→ Extracted records:
============
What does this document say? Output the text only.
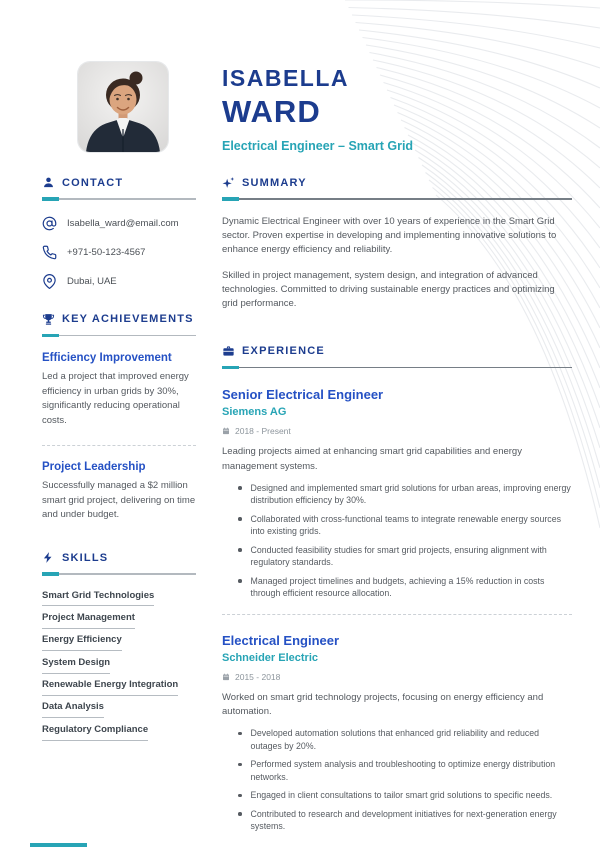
ISABELLA
WARD
Electrical Engineer – Smart Grid
CONTACT
Isabella_ward@email.com
+971-50-123-4567
Dubai, UAE
KEY ACHIEVEMENTS
Efficiency Improvement
Led a project that improved energy efficiency in urban grids by 30%, significantly reducing operational costs.
Project Leadership
Successfully managed a $2 million smart grid project, delivering on time and under budget.
SKILLS
Smart Grid Technologies
Project Management
Energy Efficiency
System Design
Renewable Energy Integration
Data Analysis
Regulatory Compliance
SUMMARY

Dynamic Electrical Engineer with over 10 years of experience in the Smart Grid sector. Proven expertise in developing and implementing innovative solutions to enhance energy efficiency and reliability.

Skilled in project management, system design, and integration of advanced technologies. Committed to driving sustainable energy practices and optimizing grid performance.

EXPERIENCE
Senior Electrical Engineer
Siemens AG
2018 - Present
Leading projects aimed at enhancing smart grid capabilities and energy management systems.
Designed and implemented smart grid solutions for urban areas, improving energy distribution efficiency by 30%.
Collaborated with cross-functional teams to integrate renewable energy sources into existing grids.
Conducted feasibility studies for smart grid projects, ensuring alignment with regulatory standards.
Managed project timelines and budgets, achieving a 15% reduction in costs through efficient resource allocation.
Electrical Engineer
Schneider Electric
2015 - 2018
Worked on smart grid technology projects, focusing on energy efficiency and automation.
Developed automation solutions that enhanced grid reliability and reduced outages by 20%.
Performed system analysis and troubleshooting to optimize energy distribution networks.
Engaged in client consultations to tailor smart grid solutions to specific needs.
Contributed to research and development initiatives for next-generation energy systems.
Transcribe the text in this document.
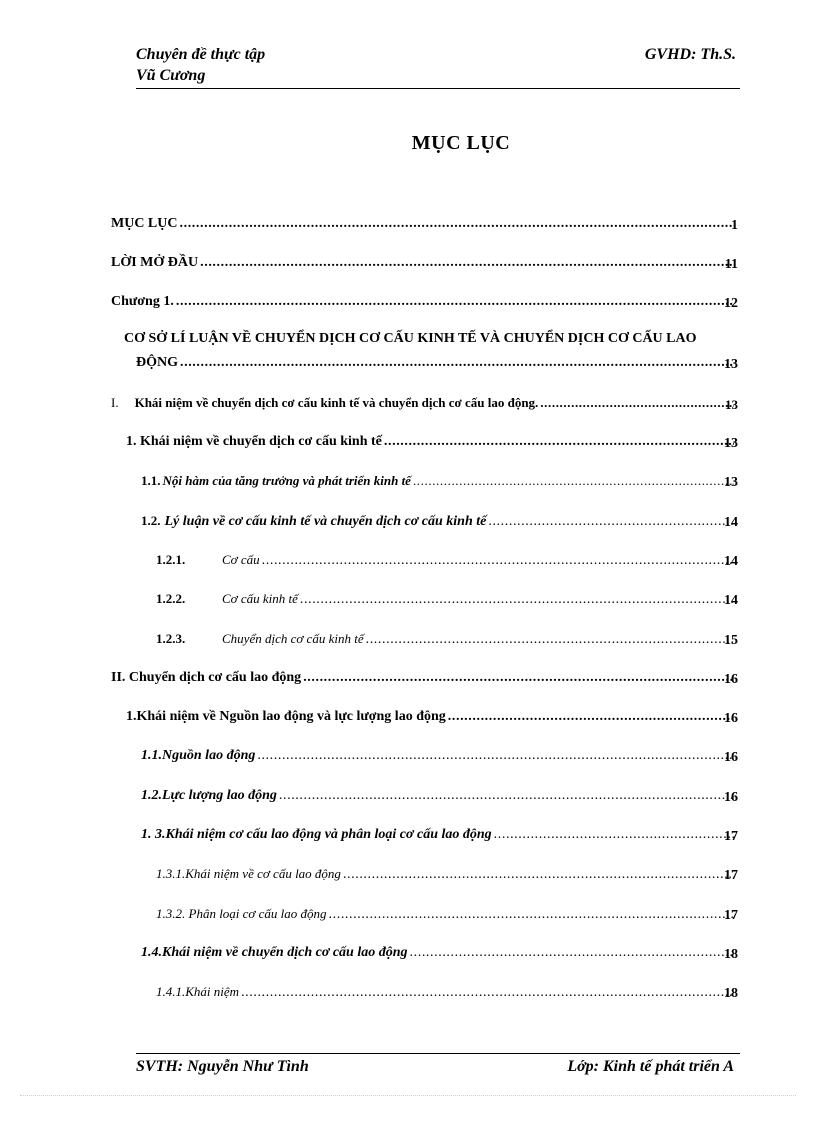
Chuyên đề thực tập
Vũ Cương
GVHD: Th.S.
MỤC LỤC
MỤC LỤC .....	1
LỜI MỞ ĐẦU .....	11
Chương 1. .....	12
CƠ SỞ LÍ LUẬN VỀ CHUYỂN DỊCH CƠ CẤU KINH TẾ VÀ CHUYỂN DỊCH CƠ CẤU LAO
ĐỘNG .....	13
I. Khái niệm về chuyển dịch cơ cấu kinh tế và chuyển dịch cơ cấu lao động. .....	13
1. Khái niệm về chuyển dịch cơ cấu kinh tế .....	13
1.1. Nội hàm của tăng trưởng và phát triển kinh tế .....	13
1.2. Lý luận về cơ cấu kinh tế và chuyển dịch cơ cấu kinh tế .....	14
1.2.1.	Cơ cấu .....	14
1.2.2.	Cơ cấu kinh tế .....	14
1.2.3.	Chuyển dịch cơ cấu kinh tế .....	15
II. Chuyển dịch cơ cấu lao động .....	16
1.Khái niệm về Nguồn lao động và lực lượng lao động .....	16
1.1.Nguồn lao động .....	16
1.2.Lực lượng lao động .....	16
1. 3.Khái niệm cơ cấu lao động và phân loại cơ cấu lao động .....	17
1.3.1.Khái niệm về cơ cấu lao động .....	17
1.3.2. Phân loại cơ cấu lao động .....	17
1.4.Khái niệm về chuyển dịch cơ cấu lao động .....	18
1.4.1.Khái niệm .....	18
SVTH: Nguyễn Như Tình	Lớp: Kinh tế phát triển A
============
→ Description of the task: Go through the entries above and print each one exactly, minus the pictures.

→ Result below:
What does this document say? Output the text only.
ISABELLA
WARD
Electrical Engineer – Smart Grid
CONTACT
Isabella_ward@email.com
+971-50-123-4567
Dubai, UAE
KEY ACHIEVEMENTS
Efficiency Improvement
Led a project that improved energy efficiency in urban grids by 30%, significantly reducing operational costs.
Project Leadership
Successfully managed a $2 million smart grid project, delivering on time and under budget.
SKILLS
Smart Grid Technologies
Project Management
Energy Efficiency
System Design
Renewable Energy Integration
Data Analysis
Regulatory Compliance
SUMMARY

Dynamic Electrical Engineer with over 10 years of experience in the Smart Grid sector. Proven expertise in developing and implementing innovative solutions to enhance energy efficiency and reliability.

Skilled in project management, system design, and integration of advanced technologies. Committed to driving sustainable energy practices and optimizing grid performance.

EXPERIENCE
Senior Electrical Engineer
Siemens AG
2018 - Present
Leading projects aimed at enhancing smart grid capabilities and energy management systems.
Designed and implemented smart grid solutions for urban areas, improving energy distribution efficiency by 30%.
Collaborated with cross-functional teams to integrate renewable energy sources into existing grids.
Conducted feasibility studies for smart grid projects, ensuring alignment with regulatory standards.
Managed project timelines and budgets, achieving a 15% reduction in costs through efficient resource allocation.
Electrical Engineer
Schneider Electric
2015 - 2018
Worked on smart grid technology projects, focusing on energy efficiency and automation.
Developed automation solutions that enhanced grid reliability and reduced outages by 20%.
Performed system analysis and troubleshooting to optimize energy distribution networks.
Engaged in client consultations to tailor smart grid solutions to specific needs.
Contributed to research and development initiatives for next-generation energy systems.
Transcribe the text in this document.
Chuyên đề thực tập
Vũ Cương
GVHD: Th.S.
MỤC LỤC
MỤC LỤC .....	1
LỜI MỞ ĐẦU .....	11
Chương 1. .....	12
CƠ SỞ LÍ LUẬN VỀ CHUYỂN DỊCH CƠ CẤU KINH TẾ VÀ CHUYỂN DỊCH CƠ CẤU LAO
ĐỘNG .....	13
I. Khái niệm về chuyển dịch cơ cấu kinh tế và chuyển dịch cơ cấu lao động. .....	13
1. Khái niệm về chuyển dịch cơ cấu kinh tế .....	13
1.1. Nội hàm của tăng trưởng và phát triển kinh tế .....	13
1.2. Lý luận về cơ cấu kinh tế và chuyển dịch cơ cấu kinh tế .....	14
1.2.1.	Cơ cấu .....	14
1.2.2.	Cơ cấu kinh tế .....	14
1.2.3.	Chuyển dịch cơ cấu kinh tế .....	15
II. Chuyển dịch cơ cấu lao động .....	16
1.Khái niệm về Nguồn lao động và lực lượng lao động .....	16
1.1.Nguồn lao động .....	16
1.2.Lực lượng lao động .....	16
1. 3.Khái niệm cơ cấu lao động và phân loại cơ cấu lao động .....	17
1.3.1.Khái niệm về cơ cấu lao động .....	17
1.3.2. Phân loại cơ cấu lao động .....	17
1.4.Khái niệm về chuyển dịch cơ cấu lao động .....	18
1.4.1.Khái niệm .....	18
SVTH: Nguyễn Như Tình	Lớp: Kinh tế phát triển A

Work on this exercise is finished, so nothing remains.